**Passage to read**
We were also invited to try a second one - this time using only yellow ochre, burnt sienna and black (plus white). Same idea, remove color dependence and just see everything as value tones. It was hard and really stretching!

Mountain Road Study 2, 8 x 6

using Yellow Ochre, Burnt Sienna and Black

A huge highlight of the week was meeting up with blogging friend, Pam Holnback and having a fabulous grand finale dinner in her home! Isn't that the greatest? I love it when the world gets smaller. Thanks again, Pam!

Saturday, September 12, 2009

Foggy Treetops

Foggy Treetops, 7 x 5

This is the last of four color studies in which I took two colors, mixed them for a variety of muted neutrals, and added white for value shifts. In this piece I used red and green (yes, Christmas Red and Green.) What I enjoyed most about these little experiments was discovering many ways to say "grey day", without using the obvious black and white.

See more Small Works
Note from Colorado: Workshops, demos and panel discussions have been unbelievably fabulous; and each day is jam-packed. Best of all, there is a wonderful spirit of generosity and support both from instructors and other students.

Wednesday, September 9, 2009

Foggy Dunes

Foggy Dunes, 7 x 5, SOLD

This is my third study in finding color-based neutrals. For this piece I used combinations of indigo and yellow plus white to establish a range of foggy grays. This excercise was really helpful before embarking on some larger fog and mist paintings! Can we ever experiment enough?
See more Small Works
Personal side note: I am now off at a four day workshop with some incredible painters in Colorado Springs! Kevin Macpherson, Scott Christensen, Skip Whitcomb... I am pinching myself. It's like being at the most fun camp. I always loved camp. :)

Tuesday, September 8, 2009

Foggy Field

Foggy Field, 7 x 5
This is the second of four small "color studies" I did to experiment with muted, foggy tones. As explained in my last post, for these experiments I limited myself to two colors (plus white), and mixed them together to find interesting greyish blends. In this one, I used green and violet. (Okay technically, both of those colors were mixed first out of primaries, but I limited myself from that point on.)

**Data for review**
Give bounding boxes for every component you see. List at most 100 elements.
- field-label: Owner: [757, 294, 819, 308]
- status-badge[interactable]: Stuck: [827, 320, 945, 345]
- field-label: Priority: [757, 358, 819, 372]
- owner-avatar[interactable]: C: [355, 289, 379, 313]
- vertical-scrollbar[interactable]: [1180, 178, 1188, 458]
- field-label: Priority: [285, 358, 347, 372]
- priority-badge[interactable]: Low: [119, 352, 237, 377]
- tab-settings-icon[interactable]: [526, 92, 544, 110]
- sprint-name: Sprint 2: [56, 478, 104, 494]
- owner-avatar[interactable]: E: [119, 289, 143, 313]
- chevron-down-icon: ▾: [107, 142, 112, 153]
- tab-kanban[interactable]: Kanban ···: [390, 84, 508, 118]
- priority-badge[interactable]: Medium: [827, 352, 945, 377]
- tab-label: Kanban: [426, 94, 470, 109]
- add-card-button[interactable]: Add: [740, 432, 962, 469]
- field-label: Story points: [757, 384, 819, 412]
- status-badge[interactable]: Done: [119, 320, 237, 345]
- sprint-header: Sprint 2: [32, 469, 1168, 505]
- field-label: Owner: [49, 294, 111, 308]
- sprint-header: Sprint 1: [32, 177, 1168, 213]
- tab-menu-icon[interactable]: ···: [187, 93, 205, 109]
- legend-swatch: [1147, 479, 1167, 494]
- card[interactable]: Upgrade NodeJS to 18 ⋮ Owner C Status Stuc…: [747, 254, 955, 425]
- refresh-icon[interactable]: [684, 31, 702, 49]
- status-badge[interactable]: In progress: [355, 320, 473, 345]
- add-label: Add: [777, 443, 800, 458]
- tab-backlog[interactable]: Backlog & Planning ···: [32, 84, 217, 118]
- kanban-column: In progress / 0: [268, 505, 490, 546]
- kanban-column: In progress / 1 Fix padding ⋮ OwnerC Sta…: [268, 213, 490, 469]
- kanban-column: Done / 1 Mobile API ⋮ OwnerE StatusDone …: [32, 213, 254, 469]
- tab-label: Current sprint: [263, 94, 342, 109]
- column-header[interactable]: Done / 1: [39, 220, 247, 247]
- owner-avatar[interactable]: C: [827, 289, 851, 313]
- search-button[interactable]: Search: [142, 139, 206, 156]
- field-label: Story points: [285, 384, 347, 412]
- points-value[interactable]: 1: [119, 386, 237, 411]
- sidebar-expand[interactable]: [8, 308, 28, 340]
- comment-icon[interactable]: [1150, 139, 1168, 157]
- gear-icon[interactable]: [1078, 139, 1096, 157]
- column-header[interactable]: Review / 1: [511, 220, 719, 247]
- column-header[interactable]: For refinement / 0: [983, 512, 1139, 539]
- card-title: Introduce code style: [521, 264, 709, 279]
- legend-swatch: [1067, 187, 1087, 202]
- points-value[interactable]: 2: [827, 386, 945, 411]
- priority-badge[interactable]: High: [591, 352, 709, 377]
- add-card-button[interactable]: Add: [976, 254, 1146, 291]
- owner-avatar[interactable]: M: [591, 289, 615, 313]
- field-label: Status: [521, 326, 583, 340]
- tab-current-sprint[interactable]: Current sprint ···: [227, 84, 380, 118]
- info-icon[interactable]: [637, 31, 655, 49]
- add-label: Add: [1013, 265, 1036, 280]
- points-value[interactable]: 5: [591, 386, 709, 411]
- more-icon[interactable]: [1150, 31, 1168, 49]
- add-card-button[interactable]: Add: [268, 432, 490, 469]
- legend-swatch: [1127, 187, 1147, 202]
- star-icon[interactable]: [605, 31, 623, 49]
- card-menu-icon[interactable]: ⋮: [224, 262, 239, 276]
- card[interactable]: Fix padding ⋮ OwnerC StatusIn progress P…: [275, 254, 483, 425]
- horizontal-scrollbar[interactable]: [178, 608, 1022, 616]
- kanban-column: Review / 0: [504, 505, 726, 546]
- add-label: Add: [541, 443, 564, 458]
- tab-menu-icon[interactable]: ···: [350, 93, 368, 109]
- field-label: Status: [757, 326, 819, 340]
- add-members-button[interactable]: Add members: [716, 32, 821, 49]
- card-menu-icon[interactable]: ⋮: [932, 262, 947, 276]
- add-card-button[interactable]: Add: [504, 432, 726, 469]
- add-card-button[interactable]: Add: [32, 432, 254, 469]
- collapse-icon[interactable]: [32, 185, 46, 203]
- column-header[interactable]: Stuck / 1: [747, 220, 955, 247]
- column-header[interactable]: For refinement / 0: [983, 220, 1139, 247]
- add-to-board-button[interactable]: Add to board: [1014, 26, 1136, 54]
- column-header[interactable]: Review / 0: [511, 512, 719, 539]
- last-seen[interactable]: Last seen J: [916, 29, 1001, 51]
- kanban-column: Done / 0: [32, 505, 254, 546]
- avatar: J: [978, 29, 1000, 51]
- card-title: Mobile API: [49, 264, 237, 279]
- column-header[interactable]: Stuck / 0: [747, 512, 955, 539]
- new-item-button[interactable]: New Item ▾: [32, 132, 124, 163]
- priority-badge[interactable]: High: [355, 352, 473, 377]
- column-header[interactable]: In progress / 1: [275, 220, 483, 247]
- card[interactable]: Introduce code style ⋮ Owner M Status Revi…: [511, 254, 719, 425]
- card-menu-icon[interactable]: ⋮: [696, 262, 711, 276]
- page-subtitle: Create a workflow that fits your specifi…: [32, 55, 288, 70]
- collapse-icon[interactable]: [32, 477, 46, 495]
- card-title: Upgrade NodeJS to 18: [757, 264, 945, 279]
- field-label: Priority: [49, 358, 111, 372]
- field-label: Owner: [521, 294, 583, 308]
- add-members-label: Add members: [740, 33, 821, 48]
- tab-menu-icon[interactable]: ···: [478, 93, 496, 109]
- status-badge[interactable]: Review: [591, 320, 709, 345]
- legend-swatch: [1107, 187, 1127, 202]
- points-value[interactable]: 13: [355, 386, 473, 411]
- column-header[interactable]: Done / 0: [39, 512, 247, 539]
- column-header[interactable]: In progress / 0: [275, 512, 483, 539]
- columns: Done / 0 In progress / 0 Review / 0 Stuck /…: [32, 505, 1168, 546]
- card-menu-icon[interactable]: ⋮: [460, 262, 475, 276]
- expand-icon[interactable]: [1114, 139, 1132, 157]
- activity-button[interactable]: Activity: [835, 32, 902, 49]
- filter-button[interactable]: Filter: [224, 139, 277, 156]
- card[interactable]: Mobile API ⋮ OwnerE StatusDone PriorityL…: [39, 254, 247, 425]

**Instructions for the task**
Continue the painting blog posts from the end of the last sentence shown, in the same voice.

**Task output**
See more Small Works

Monday, September 7, 2009

Foggy Road

Foggy Road, 5 x 7
Fog... love it. My next four posts will be some small fog "color" studies (done in my studio). I know that sounds like an oxymoron, but here's the deal... while I was painting fog in the field, I was painting fast & fursiously and found the foggy greys through intuition. Back in my studio, I have attempted to discover greys in a more intentional way. These next studies were basically painted in two colors plus white - mixing them to find some rather delicious greys. This one was painted with mixtures of orange and blue.

See more Small Works

Wednesday, September 2, 2009

Morning Vapors

Morning Vapors (study), 9 x 12
Old Town Road, Southampton
This is the last of my Long Island plein air paintings. I'm always sad when I know I am out painting in a place for the last time. I felt like I was just starting to "get it" and then it was time to go home. SO, don't be surprised when you see some of these images again. I have been revisiting the fog and the mist and the vapors in my studio ever since I got back. It's like finishing a thought - you're kind of stuck until you get it all out! :)
Painting friends - Is anyone going to the "Weekend with the Masters" in Colorado Springs next week? I will be there and think it would be fun to try and meet up. Let me know.

Tuesday, September 1, 2009

Dissolving to MIst

Dissolving to Mist (study), 12 x 12
Mecox Bay, Southampton

More fog - I had great fun with this particular weather pattern! Beginning this painting, I made mental notes about the reflections, the values, and the mist, thinking that the sun would come out and change everything. Instead the mist got thicker and by the time I finished, I couldn't see any of it any more! Painting outside - always a surprise.